→ Directions
How many lines in the listing below include the word "annotation"? Answer with the number and nothing else.

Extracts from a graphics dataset
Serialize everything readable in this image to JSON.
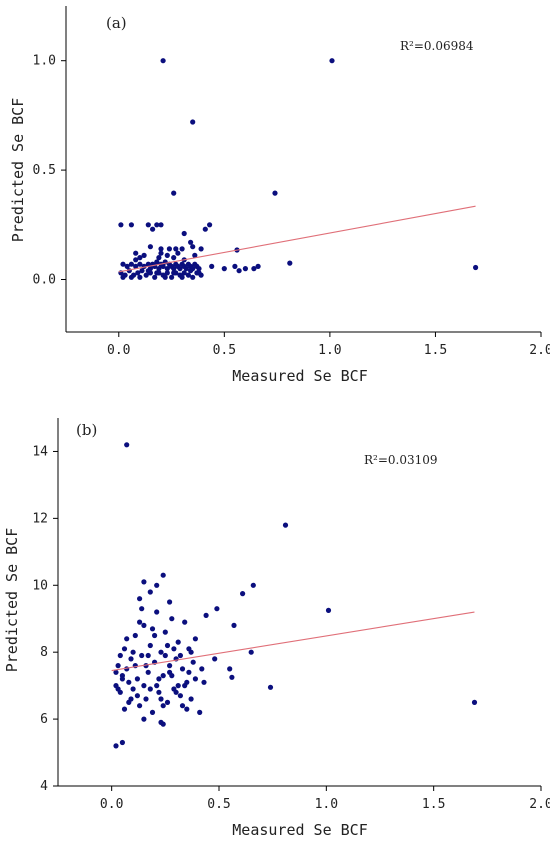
{
  "chart_data": [
    {
      "type": "scatter",
      "panel_label": "(a)",
      "annotation": "R²=0.06984",
      "xlabel": "Measured Se BCF",
      "ylabel": "Predicted Se BCF",
      "xlim": [
        -0.25,
        2.0
      ],
      "ylim": [
        -0.24,
        1.25
      ],
      "xticks": [
        0.0,
        0.5,
        1.0,
        1.5,
        2.0
      ],
      "xtick_labels": [
        "0.0",
        "0.5",
        "1.0",
        "1.5",
        "2.0"
      ],
      "yticks": [
        0.0,
        0.5,
        1.0
      ],
      "ytick_labels": [
        "0.0",
        "0.5",
        "1.0"
      ],
      "trendline": {
        "x": [
          0.0,
          1.69
        ],
        "y": [
          0.035,
          0.335
        ]
      },
      "points": [
        [
          0.21,
          1.0
        ],
        [
          1.01,
          1.0
        ],
        [
          0.35,
          0.72
        ],
        [
          0.26,
          0.395
        ],
        [
          0.74,
          0.395
        ],
        [
          0.01,
          0.25
        ],
        [
          0.06,
          0.25
        ],
        [
          0.14,
          0.25
        ],
        [
          0.18,
          0.25
        ],
        [
          0.2,
          0.25
        ],
        [
          0.16,
          0.23
        ],
        [
          0.43,
          0.25
        ],
        [
          0.41,
          0.23
        ],
        [
          0.31,
          0.21
        ],
        [
          0.34,
          0.17
        ],
        [
          0.35,
          0.15
        ],
        [
          0.15,
          0.15
        ],
        [
          0.2,
          0.14
        ],
        [
          0.24,
          0.14
        ],
        [
          0.27,
          0.14
        ],
        [
          0.3,
          0.14
        ],
        [
          0.39,
          0.14
        ],
        [
          0.56,
          0.135
        ],
        [
          0.1,
          0.1
        ],
        [
          0.19,
          0.1
        ],
        [
          0.23,
          0.11
        ],
        [
          0.26,
          0.1
        ],
        [
          0.31,
          0.09
        ],
        [
          0.08,
          0.09
        ],
        [
          0.02,
          0.07
        ],
        [
          0.04,
          0.06
        ],
        [
          0.06,
          0.07
        ],
        [
          0.08,
          0.06
        ],
        [
          0.1,
          0.07
        ],
        [
          0.12,
          0.06
        ],
        [
          0.14,
          0.07
        ],
        [
          0.15,
          0.05
        ],
        [
          0.16,
          0.07
        ],
        [
          0.17,
          0.06
        ],
        [
          0.18,
          0.08
        ],
        [
          0.19,
          0.05
        ],
        [
          0.2,
          0.07
        ],
        [
          0.21,
          0.06
        ],
        [
          0.22,
          0.08
        ],
        [
          0.23,
          0.05
        ],
        [
          0.24,
          0.07
        ],
        [
          0.25,
          0.06
        ],
        [
          0.26,
          0.05
        ],
        [
          0.27,
          0.07
        ],
        [
          0.28,
          0.06
        ],
        [
          0.29,
          0.05
        ],
        [
          0.3,
          0.07
        ],
        [
          0.31,
          0.06
        ],
        [
          0.32,
          0.05
        ],
        [
          0.33,
          0.07
        ],
        [
          0.34,
          0.06
        ],
        [
          0.35,
          0.05
        ],
        [
          0.36,
          0.07
        ],
        [
          0.37,
          0.06
        ],
        [
          0.38,
          0.05
        ],
        [
          0.01,
          0.03
        ],
        [
          0.03,
          0.02
        ],
        [
          0.05,
          0.04
        ],
        [
          0.07,
          0.02
        ],
        [
          0.09,
          0.03
        ],
        [
          0.11,
          0.04
        ],
        [
          0.13,
          0.02
        ],
        [
          0.15,
          0.03
        ],
        [
          0.17,
          0.01
        ],
        [
          0.19,
          0.03
        ],
        [
          0.21,
          0.02
        ],
        [
          0.23,
          0.03
        ],
        [
          0.25,
          0.01
        ],
        [
          0.27,
          0.03
        ],
        [
          0.29,
          0.02
        ],
        [
          0.31,
          0.03
        ],
        [
          0.33,
          0.02
        ],
        [
          0.35,
          0.01
        ],
        [
          0.37,
          0.03
        ],
        [
          0.39,
          0.02
        ],
        [
          0.02,
          0.01
        ],
        [
          0.06,
          0.01
        ],
        [
          0.1,
          0.01
        ],
        [
          0.14,
          0.04
        ],
        [
          0.18,
          0.03
        ],
        [
          0.22,
          0.01
        ],
        [
          0.26,
          0.03
        ],
        [
          0.3,
          0.01
        ],
        [
          0.34,
          0.04
        ],
        [
          0.38,
          0.03
        ],
        [
          0.44,
          0.06
        ],
        [
          0.5,
          0.05
        ],
        [
          0.55,
          0.06
        ],
        [
          0.57,
          0.04
        ],
        [
          0.6,
          0.05
        ],
        [
          0.64,
          0.05
        ],
        [
          0.66,
          0.06
        ],
        [
          0.81,
          0.075
        ],
        [
          1.69,
          0.055
        ],
        [
          0.08,
          0.12
        ],
        [
          0.12,
          0.11
        ],
        [
          0.2,
          0.12
        ],
        [
          0.28,
          0.12
        ],
        [
          0.36,
          0.11
        ]
      ]
    },
    {
      "type": "scatter",
      "panel_label": "(b)",
      "annotation": "R²=0.03109",
      "xlabel": "Measured Se BCF",
      "ylabel": "Predicted Se BCF",
      "xlim": [
        -0.25,
        2.0
      ],
      "ylim": [
        4,
        15
      ],
      "xticks": [
        0.0,
        0.5,
        1.0,
        1.5,
        2.0
      ],
      "xtick_labels": [
        "0.0",
        "0.5",
        "1.0",
        "1.5",
        "2.0"
      ],
      "yticks": [
        4,
        6,
        8,
        10,
        12,
        14
      ],
      "ytick_labels": [
        "4",
        "6",
        "8",
        "10",
        "12",
        "14"
      ],
      "trendline": {
        "x": [
          0.0,
          1.69
        ],
        "y": [
          7.45,
          9.2
        ]
      },
      "points": [
        [
          0.07,
          14.2
        ],
        [
          0.81,
          11.8
        ],
        [
          0.24,
          10.3
        ],
        [
          0.66,
          10.0
        ],
        [
          0.61,
          9.75
        ],
        [
          0.15,
          10.1
        ],
        [
          0.21,
          10.0
        ],
        [
          1.01,
          9.25
        ],
        [
          0.49,
          9.3
        ],
        [
          0.44,
          9.1
        ],
        [
          0.57,
          8.8
        ],
        [
          0.02,
          5.2
        ],
        [
          0.05,
          5.3
        ],
        [
          0.23,
          5.9
        ],
        [
          0.24,
          5.85
        ],
        [
          0.15,
          6.0
        ],
        [
          0.41,
          6.2
        ],
        [
          0.74,
          6.95
        ],
        [
          1.69,
          6.5
        ],
        [
          0.56,
          7.25
        ],
        [
          0.55,
          7.5
        ],
        [
          0.65,
          8.0
        ],
        [
          0.48,
          7.8
        ],
        [
          0.02,
          7.0
        ],
        [
          0.03,
          7.6
        ],
        [
          0.04,
          6.8
        ],
        [
          0.05,
          7.3
        ],
        [
          0.06,
          8.1
        ],
        [
          0.07,
          7.5
        ],
        [
          0.08,
          6.5
        ],
        [
          0.09,
          7.8
        ],
        [
          0.1,
          6.9
        ],
        [
          0.11,
          8.5
        ],
        [
          0.12,
          7.2
        ],
        [
          0.13,
          6.4
        ],
        [
          0.14,
          7.9
        ],
        [
          0.15,
          8.8
        ],
        [
          0.16,
          6.6
        ],
        [
          0.17,
          7.4
        ],
        [
          0.18,
          8.2
        ],
        [
          0.19,
          6.2
        ],
        [
          0.2,
          7.7
        ],
        [
          0.21,
          9.2
        ],
        [
          0.22,
          6.8
        ],
        [
          0.23,
          8.0
        ],
        [
          0.24,
          7.3
        ],
        [
          0.25,
          8.6
        ],
        [
          0.26,
          6.5
        ],
        [
          0.27,
          7.6
        ],
        [
          0.28,
          9.0
        ],
        [
          0.29,
          6.9
        ],
        [
          0.3,
          7.8
        ],
        [
          0.31,
          8.3
        ],
        [
          0.32,
          6.7
        ],
        [
          0.33,
          7.5
        ],
        [
          0.34,
          8.9
        ],
        [
          0.35,
          7.1
        ],
        [
          0.36,
          8.1
        ],
        [
          0.37,
          6.6
        ],
        [
          0.38,
          7.7
        ],
        [
          0.39,
          8.4
        ],
        [
          0.02,
          7.4
        ],
        [
          0.04,
          7.9
        ],
        [
          0.06,
          6.3
        ],
        [
          0.08,
          7.1
        ],
        [
          0.1,
          8.0
        ],
        [
          0.12,
          6.7
        ],
        [
          0.14,
          9.3
        ],
        [
          0.16,
          7.6
        ],
        [
          0.18,
          6.9
        ],
        [
          0.2,
          8.5
        ],
        [
          0.22,
          7.2
        ],
        [
          0.24,
          6.4
        ],
        [
          0.26,
          8.2
        ],
        [
          0.28,
          7.3
        ],
        [
          0.3,
          6.8
        ],
        [
          0.32,
          7.9
        ],
        [
          0.34,
          7.0
        ],
        [
          0.36,
          7.4
        ],
        [
          0.03,
          6.9
        ],
        [
          0.07,
          8.4
        ],
        [
          0.11,
          7.6
        ],
        [
          0.15,
          7.0
        ],
        [
          0.19,
          8.7
        ],
        [
          0.23,
          6.6
        ],
        [
          0.27,
          7.4
        ],
        [
          0.31,
          7.0
        ],
        [
          0.35,
          6.3
        ],
        [
          0.39,
          7.2
        ],
        [
          0.05,
          7.2
        ],
        [
          0.09,
          6.6
        ],
        [
          0.13,
          8.9
        ],
        [
          0.17,
          7.9
        ],
        [
          0.21,
          7.0
        ],
        [
          0.25,
          7.9
        ],
        [
          0.29,
          8.1
        ],
        [
          0.33,
          6.4
        ],
        [
          0.37,
          8.0
        ],
        [
          0.42,
          7.5
        ],
        [
          0.13,
          9.6
        ],
        [
          0.18,
          9.8
        ],
        [
          0.27,
          9.5
        ],
        [
          0.43,
          7.1
        ]
      ]
    }
  ]
}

→ Solution for this exercise
2